**EXERCISE BRIEF**
Copy out every line that contains the word "韩式系列".

**RAW DATA**

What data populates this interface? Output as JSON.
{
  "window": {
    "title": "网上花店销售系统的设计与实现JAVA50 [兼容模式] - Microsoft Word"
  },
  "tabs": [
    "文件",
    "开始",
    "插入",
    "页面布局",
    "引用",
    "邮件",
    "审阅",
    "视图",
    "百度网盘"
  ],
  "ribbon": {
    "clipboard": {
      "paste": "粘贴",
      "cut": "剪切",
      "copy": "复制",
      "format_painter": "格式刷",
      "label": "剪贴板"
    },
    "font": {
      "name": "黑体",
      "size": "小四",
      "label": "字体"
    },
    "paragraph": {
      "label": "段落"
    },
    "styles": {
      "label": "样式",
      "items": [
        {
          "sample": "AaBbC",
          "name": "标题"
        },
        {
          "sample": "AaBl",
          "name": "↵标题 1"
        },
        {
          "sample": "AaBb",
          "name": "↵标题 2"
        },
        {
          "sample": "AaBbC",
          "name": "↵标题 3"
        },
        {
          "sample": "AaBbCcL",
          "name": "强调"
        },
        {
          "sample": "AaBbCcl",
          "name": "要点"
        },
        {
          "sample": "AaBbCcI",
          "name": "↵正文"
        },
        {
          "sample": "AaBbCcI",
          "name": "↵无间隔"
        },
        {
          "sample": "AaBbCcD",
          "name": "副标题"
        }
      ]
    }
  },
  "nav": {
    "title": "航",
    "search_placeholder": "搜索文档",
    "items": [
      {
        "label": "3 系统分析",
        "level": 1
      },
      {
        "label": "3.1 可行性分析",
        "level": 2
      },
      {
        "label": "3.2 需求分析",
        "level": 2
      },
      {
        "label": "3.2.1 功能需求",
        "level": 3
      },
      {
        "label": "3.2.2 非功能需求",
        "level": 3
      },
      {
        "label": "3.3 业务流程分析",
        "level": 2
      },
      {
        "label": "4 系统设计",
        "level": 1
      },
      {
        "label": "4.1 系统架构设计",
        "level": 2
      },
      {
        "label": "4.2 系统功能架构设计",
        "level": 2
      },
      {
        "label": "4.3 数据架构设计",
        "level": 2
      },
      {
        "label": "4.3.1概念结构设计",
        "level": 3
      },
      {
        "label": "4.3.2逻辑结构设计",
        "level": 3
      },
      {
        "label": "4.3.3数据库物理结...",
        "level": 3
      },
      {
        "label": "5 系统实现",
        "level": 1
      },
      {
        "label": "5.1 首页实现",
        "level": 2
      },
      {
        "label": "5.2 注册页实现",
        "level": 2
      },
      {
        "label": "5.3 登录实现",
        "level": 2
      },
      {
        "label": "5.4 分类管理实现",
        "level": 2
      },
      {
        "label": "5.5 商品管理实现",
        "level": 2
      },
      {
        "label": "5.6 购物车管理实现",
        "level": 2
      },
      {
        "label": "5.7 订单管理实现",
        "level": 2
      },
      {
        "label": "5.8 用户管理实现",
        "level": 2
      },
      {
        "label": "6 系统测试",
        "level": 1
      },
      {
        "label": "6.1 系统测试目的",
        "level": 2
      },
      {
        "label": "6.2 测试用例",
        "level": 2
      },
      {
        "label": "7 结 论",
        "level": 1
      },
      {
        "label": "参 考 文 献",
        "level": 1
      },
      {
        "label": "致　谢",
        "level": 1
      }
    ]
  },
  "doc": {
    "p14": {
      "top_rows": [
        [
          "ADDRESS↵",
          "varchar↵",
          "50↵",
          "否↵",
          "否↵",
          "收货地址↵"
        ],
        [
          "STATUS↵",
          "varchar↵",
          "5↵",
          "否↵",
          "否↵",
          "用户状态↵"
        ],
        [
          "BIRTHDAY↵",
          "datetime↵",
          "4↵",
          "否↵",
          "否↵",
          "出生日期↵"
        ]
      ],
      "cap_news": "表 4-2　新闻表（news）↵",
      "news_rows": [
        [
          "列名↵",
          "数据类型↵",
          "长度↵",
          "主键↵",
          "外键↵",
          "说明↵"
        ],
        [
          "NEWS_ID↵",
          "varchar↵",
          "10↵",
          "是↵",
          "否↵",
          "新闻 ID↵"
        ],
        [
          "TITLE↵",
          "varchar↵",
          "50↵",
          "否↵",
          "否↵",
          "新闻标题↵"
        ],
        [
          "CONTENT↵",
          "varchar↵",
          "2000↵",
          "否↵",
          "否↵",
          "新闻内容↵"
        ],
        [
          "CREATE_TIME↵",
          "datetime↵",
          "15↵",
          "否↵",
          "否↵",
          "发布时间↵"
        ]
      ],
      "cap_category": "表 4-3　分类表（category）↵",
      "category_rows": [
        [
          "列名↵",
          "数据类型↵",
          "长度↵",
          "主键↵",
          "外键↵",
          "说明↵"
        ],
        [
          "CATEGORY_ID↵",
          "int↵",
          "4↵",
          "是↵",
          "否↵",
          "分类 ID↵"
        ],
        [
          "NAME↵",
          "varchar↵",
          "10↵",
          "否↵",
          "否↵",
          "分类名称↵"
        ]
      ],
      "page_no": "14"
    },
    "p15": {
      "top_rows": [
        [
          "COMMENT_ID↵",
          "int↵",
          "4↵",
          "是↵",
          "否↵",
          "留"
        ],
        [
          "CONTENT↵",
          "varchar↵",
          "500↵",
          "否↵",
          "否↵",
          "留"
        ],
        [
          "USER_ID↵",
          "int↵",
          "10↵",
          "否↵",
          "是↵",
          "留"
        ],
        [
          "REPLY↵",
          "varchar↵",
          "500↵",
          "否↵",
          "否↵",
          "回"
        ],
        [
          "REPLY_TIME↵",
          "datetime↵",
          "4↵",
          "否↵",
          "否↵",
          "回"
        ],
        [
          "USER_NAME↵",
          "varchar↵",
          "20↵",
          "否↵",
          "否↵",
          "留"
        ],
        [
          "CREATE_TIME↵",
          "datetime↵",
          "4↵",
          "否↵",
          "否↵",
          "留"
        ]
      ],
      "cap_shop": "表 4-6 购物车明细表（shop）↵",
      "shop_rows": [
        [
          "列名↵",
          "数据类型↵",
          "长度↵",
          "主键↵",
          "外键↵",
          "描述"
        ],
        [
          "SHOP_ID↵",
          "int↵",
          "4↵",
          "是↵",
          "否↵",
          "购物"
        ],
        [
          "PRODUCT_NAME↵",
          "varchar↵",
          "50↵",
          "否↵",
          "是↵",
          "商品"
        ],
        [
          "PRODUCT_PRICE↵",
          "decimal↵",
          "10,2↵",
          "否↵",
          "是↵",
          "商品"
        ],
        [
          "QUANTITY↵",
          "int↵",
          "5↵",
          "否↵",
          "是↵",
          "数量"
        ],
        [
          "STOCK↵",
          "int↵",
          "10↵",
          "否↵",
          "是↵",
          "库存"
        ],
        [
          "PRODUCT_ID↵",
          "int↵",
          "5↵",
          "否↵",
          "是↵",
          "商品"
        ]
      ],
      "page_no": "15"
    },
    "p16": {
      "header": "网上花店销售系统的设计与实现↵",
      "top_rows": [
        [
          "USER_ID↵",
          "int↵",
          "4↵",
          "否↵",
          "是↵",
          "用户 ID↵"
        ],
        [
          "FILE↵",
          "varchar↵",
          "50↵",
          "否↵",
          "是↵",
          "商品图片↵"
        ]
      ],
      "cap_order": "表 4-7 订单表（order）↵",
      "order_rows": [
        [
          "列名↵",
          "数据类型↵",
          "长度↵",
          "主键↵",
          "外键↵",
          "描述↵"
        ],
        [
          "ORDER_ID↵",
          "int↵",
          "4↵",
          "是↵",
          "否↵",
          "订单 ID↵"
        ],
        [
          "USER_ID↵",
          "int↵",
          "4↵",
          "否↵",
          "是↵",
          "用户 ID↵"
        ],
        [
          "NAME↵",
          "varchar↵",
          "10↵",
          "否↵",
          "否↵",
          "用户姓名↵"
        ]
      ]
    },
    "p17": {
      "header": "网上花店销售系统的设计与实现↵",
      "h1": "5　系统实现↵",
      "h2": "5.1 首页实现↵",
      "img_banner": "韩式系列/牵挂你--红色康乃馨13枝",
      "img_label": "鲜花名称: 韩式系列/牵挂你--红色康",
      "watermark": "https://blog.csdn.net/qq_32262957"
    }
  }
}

**RESULT OF THIS TASK**
      "img_banner": "韩式系列/牵挂你--红色康乃馨13枝",
      "img_label": "鲜花名称: 韩式系列/牵挂你--红色康",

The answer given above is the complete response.